[START]

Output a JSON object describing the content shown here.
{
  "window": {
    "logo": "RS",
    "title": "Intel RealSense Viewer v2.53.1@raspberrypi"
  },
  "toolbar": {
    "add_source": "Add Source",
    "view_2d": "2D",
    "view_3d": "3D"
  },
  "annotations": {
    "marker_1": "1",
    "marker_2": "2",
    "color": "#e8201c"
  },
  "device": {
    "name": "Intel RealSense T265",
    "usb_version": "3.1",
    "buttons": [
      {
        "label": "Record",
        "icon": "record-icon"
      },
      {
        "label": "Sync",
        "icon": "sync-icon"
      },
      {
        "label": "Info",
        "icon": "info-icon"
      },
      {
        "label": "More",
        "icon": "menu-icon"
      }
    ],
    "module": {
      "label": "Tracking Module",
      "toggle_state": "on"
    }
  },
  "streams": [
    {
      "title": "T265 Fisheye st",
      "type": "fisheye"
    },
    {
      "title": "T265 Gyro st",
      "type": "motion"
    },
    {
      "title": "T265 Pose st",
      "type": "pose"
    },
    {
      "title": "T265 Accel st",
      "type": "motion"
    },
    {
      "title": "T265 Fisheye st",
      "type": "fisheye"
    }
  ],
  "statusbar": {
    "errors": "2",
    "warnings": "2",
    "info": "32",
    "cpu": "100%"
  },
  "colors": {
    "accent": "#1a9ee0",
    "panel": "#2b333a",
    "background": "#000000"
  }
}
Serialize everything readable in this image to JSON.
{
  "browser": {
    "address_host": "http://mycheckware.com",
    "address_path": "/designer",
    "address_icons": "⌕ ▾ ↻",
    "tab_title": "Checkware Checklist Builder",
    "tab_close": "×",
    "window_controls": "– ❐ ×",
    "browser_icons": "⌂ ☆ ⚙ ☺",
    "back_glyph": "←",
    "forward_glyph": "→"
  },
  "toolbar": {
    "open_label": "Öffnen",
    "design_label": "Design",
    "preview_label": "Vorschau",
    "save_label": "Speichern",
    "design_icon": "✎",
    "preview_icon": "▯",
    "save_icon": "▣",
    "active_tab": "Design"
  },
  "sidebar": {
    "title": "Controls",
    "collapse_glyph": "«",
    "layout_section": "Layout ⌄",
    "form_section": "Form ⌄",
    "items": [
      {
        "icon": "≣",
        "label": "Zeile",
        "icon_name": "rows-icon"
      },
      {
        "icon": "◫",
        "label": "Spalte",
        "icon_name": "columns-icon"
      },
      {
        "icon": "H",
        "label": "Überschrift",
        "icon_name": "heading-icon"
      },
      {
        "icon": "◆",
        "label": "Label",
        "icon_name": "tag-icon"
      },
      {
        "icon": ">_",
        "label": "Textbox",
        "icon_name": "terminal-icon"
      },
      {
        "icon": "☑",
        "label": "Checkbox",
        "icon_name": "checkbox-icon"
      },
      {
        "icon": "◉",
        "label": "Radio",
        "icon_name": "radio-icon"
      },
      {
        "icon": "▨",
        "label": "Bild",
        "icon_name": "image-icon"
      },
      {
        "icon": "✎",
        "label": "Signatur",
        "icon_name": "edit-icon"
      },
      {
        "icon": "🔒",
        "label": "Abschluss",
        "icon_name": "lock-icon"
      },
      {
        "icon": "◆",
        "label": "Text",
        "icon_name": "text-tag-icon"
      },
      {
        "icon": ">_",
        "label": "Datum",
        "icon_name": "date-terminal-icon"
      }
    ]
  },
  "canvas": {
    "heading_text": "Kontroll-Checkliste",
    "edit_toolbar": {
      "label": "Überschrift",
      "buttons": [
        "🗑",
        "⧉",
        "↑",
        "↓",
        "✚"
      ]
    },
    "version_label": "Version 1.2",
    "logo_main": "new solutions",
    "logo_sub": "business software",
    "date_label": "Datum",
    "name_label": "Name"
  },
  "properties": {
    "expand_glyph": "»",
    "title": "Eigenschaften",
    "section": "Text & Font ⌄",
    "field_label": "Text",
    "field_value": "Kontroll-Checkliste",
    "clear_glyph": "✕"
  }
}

[END]

§ **TASK BRIEF**: Write the entries again, exactly as they stand.

§ **OUTPUT FOR THIS TASK**:
Output a JSON object describing the content shown here.
{
  "window": {
    "logo": "RS",
    "title": "Intel RealSense Viewer v2.53.1@raspberrypi"
  },
  "toolbar": {
    "add_source": "Add Source",
    "view_2d": "2D",
    "view_3d": "3D"
  },
  "annotations": {
    "marker_1": "1",
    "marker_2": "2",
    "color": "#e8201c"
  },
  "device": {
    "name": "Intel RealSense T265",
    "usb_version": "3.1",
    "buttons": [
      {
        "label": "Record",
        "icon": "record-icon"
      },
      {
        "label": "Sync",
        "icon": "sync-icon"
      },
      {
        "label": "Info",
        "icon": "info-icon"
      },
      {
        "label": "More",
        "icon": "menu-icon"
      }
    ],
    "module": {
      "label": "Tracking Module",
      "toggle_state": "on"
    }
  },
  "streams": [
    {
      "title": "T265 Fisheye st",
      "type": "fisheye"
    },
    {
      "title": "T265 Gyro st",
      "type": "motion"
    },
    {
      "title": "T265 Pose st",
      "type": "pose"
    },
    {
      "title": "T265 Accel st",
      "type": "motion"
    },
    {
      "title": "T265 Fisheye st",
      "type": "fisheye"
    }
  ],
  "statusbar": {
    "errors": "2",
    "warnings": "2",
    "info": "32",
    "cpu": "100%"
  },
  "colors": {
    "accent": "#1a9ee0",
    "panel": "#2b333a",
    "background": "#000000"
  }
}
Serialize everything readable in this image to JSON.
{
  "browser": {
    "address_host": "http://mycheckware.com",
    "address_path": "/designer",
    "address_icons": "⌕ ▾ ↻",
    "tab_title": "Checkware Checklist Builder",
    "tab_close": "×",
    "window_controls": "– ❐ ×",
    "browser_icons": "⌂ ☆ ⚙ ☺",
    "back_glyph": "←",
    "forward_glyph": "→"
  },
  "toolbar": {
    "open_label": "Öffnen",
    "design_label": "Design",
    "preview_label": "Vorschau",
    "save_label": "Speichern",
    "design_icon": "✎",
    "preview_icon": "▯",
    "save_icon": "▣",
    "active_tab": "Design"
  },
  "sidebar": {
    "title": "Controls",
    "collapse_glyph": "«",
    "layout_section": "Layout ⌄",
    "form_section": "Form ⌄",
    "items": [
      {
        "icon": "≣",
        "label": "Zeile",
        "icon_name": "rows-icon"
      },
      {
        "icon": "◫",
        "label": "Spalte",
        "icon_name": "columns-icon"
      },
      {
        "icon": "H",
        "label": "Überschrift",
        "icon_name": "heading-icon"
      },
      {
        "icon": "◆",
        "label": "Label",
        "icon_name": "tag-icon"
      },
      {
        "icon": ">_",
        "label": "Textbox",
        "icon_name": "terminal-icon"
      },
      {
        "icon": "☑",
        "label": "Checkbox",
        "icon_name": "checkbox-icon"
      },
      {
        "icon": "◉",
        "label": "Radio",
        "icon_name": "radio-icon"
      },
      {
        "icon": "▨",
        "label": "Bild",
        "icon_name": "image-icon"
      },
      {
        "icon": "✎",
        "label": "Signatur",
        "icon_name": "edit-icon"
      },
      {
        "icon": "🔒",
        "label": "Abschluss",
        "icon_name": "lock-icon"
      },
      {
        "icon": "◆",
        "label": "Text",
        "icon_name": "text-tag-icon"
      },
      {
        "icon": ">_",
        "label": "Datum",
        "icon_name": "date-terminal-icon"
      }
    ]
  },
  "canvas": {
    "heading_text": "Kontroll-Checkliste",
    "edit_toolbar": {
      "label": "Überschrift",
      "buttons": [
        "🗑",
        "⧉",
        "↑",
        "↓",
        "✚"
      ]
    },
    "version_label": "Version 1.2",
    "logo_main": "new solutions",
    "logo_sub": "business software",
    "date_label": "Datum",
    "name_label": "Name"
  },
  "properties": {
    "expand_glyph": "»",
    "title": "Eigenschaften",
    "section": "Text & Font ⌄",
    "field_label": "Text",
    "field_value": "Kontroll-Checkliste",
    "clear_glyph": "✕"
  }
}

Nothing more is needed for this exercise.